Begin

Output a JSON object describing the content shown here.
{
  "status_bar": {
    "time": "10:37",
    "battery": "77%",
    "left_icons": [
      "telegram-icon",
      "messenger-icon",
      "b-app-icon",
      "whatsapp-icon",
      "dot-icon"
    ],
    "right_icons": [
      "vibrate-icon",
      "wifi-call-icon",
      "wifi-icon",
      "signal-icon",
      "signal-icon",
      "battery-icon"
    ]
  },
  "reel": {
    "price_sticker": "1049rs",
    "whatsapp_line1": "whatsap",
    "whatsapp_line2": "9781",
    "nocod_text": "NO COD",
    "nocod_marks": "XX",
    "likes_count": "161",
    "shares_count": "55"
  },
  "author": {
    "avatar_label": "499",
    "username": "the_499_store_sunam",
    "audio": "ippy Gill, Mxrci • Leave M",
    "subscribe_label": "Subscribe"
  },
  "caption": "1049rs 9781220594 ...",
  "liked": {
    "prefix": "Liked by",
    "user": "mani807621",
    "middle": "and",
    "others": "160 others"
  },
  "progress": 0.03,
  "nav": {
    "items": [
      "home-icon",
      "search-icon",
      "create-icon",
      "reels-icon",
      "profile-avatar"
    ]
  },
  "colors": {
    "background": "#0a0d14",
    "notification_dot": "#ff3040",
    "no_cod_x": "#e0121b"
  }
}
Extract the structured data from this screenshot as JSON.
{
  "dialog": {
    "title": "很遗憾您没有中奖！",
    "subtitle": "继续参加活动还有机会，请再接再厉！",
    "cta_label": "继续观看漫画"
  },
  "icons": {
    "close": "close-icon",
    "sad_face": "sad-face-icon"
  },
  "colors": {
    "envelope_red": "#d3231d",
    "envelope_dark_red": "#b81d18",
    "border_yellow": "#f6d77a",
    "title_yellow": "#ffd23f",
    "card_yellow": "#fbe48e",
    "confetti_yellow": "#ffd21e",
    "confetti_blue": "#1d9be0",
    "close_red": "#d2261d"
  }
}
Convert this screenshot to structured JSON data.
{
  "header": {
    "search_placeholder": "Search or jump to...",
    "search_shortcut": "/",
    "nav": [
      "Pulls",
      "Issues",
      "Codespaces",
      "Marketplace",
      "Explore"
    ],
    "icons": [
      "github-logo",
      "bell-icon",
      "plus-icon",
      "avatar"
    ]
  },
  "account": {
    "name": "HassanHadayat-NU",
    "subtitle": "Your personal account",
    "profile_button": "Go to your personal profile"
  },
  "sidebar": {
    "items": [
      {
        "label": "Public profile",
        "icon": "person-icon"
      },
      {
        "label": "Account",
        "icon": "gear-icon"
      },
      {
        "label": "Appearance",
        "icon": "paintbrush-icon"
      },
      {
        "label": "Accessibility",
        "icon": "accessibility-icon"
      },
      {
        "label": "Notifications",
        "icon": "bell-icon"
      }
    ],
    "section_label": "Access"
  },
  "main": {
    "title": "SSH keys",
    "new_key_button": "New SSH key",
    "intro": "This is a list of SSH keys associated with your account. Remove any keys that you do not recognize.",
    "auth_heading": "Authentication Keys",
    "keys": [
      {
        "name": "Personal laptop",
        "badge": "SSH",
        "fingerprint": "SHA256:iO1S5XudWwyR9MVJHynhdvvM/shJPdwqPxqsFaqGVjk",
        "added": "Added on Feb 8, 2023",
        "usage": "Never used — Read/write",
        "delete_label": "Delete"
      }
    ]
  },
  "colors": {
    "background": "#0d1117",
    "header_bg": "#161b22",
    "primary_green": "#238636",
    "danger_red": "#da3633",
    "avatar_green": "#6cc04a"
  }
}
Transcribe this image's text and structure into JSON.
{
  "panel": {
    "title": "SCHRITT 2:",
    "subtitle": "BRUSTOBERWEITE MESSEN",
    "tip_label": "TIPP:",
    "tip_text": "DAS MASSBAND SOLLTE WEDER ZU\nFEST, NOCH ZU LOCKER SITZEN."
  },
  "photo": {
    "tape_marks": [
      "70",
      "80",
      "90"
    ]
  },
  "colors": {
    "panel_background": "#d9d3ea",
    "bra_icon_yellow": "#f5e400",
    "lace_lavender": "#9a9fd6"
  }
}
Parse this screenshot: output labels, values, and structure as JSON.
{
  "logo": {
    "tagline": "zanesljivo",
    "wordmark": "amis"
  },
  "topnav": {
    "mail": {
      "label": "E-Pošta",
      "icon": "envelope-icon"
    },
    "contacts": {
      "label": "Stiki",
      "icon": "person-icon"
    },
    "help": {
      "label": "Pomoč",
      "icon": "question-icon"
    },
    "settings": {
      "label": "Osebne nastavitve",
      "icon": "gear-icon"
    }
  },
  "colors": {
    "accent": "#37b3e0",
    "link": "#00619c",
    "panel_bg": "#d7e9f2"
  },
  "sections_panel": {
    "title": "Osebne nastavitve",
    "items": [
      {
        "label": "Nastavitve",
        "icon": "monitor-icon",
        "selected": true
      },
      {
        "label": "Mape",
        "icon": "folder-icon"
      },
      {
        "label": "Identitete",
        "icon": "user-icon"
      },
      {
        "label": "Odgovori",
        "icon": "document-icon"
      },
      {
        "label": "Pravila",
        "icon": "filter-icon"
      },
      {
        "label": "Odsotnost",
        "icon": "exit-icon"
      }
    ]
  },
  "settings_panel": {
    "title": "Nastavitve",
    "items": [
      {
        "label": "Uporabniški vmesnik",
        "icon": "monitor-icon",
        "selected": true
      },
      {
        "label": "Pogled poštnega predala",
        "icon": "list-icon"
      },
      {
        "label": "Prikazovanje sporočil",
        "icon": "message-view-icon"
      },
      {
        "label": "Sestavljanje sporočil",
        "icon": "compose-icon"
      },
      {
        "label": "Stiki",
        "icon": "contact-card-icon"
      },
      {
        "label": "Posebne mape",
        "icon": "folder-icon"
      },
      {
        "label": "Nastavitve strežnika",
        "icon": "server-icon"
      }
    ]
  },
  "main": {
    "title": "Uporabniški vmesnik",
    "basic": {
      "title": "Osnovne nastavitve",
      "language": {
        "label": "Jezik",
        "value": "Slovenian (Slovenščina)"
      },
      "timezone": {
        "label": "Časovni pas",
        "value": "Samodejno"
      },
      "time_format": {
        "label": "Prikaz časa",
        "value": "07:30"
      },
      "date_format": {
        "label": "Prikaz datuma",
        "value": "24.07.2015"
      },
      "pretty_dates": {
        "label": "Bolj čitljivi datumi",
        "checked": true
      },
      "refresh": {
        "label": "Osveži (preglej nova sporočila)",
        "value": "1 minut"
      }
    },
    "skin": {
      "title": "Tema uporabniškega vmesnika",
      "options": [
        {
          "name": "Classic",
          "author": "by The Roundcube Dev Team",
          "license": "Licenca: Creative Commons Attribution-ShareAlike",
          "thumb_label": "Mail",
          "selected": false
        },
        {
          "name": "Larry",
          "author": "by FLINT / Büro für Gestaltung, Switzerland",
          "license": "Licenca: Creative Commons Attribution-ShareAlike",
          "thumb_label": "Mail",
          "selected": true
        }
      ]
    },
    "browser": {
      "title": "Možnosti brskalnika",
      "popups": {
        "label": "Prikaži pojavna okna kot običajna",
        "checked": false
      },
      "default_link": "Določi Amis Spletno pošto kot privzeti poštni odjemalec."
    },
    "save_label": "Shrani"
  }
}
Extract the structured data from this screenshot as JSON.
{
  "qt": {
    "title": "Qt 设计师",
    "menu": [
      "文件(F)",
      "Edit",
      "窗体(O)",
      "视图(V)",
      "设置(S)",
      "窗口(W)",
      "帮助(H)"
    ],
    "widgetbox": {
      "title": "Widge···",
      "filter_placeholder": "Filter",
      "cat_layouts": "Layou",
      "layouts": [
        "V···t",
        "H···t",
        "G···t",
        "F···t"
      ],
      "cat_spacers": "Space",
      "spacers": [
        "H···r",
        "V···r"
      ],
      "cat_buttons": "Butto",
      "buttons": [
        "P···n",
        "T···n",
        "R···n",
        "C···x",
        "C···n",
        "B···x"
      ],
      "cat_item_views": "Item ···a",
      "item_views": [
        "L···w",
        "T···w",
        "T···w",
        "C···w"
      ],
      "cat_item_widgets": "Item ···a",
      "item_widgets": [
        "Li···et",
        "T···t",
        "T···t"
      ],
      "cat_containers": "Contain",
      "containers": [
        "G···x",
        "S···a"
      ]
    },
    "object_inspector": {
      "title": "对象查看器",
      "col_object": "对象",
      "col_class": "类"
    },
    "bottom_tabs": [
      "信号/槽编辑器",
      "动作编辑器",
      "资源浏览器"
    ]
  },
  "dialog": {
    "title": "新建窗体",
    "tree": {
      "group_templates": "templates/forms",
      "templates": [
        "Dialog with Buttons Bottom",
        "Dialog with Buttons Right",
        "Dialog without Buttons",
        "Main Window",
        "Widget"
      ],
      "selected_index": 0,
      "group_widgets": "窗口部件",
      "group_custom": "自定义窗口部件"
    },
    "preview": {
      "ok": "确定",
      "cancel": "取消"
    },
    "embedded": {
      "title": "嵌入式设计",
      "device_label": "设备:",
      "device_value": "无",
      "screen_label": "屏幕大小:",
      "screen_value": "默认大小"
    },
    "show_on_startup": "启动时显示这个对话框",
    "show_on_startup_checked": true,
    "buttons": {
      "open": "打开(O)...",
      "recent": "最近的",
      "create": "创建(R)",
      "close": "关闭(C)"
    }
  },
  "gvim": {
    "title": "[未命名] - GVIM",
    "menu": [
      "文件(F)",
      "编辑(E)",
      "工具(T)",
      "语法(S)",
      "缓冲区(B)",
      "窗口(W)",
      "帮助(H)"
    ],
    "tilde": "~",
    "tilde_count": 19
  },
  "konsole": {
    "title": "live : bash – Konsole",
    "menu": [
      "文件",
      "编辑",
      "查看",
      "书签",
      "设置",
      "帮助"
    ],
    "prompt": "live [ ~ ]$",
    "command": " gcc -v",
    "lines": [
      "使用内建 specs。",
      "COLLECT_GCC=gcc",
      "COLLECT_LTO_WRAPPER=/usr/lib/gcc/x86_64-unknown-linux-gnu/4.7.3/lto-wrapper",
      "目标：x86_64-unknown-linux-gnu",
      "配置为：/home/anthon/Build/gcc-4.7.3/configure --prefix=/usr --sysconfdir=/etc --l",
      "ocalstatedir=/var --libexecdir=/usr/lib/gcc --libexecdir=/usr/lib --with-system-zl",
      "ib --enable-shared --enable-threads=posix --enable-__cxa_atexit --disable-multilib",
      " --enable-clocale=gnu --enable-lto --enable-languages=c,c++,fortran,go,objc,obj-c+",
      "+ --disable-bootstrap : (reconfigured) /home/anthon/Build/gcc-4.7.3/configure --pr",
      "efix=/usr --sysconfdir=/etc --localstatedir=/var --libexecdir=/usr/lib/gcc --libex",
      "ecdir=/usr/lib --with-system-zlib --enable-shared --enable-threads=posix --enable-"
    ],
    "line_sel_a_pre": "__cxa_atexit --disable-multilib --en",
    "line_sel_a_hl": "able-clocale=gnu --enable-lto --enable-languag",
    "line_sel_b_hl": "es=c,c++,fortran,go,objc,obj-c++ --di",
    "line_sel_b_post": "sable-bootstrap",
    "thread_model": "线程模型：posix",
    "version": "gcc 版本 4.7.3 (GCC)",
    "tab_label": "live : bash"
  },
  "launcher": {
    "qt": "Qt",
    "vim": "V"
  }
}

End

• [STATED TASK]:
Lines holding the word "author" in the entries above are the ones to pull out. Copy them all.

• [PROBLEM SOLUTION]:
  "author": {
          "author": "by The Roundcube Dev Team",
          "author": "by FLINT / Büro für Gestaltung, Switzerland",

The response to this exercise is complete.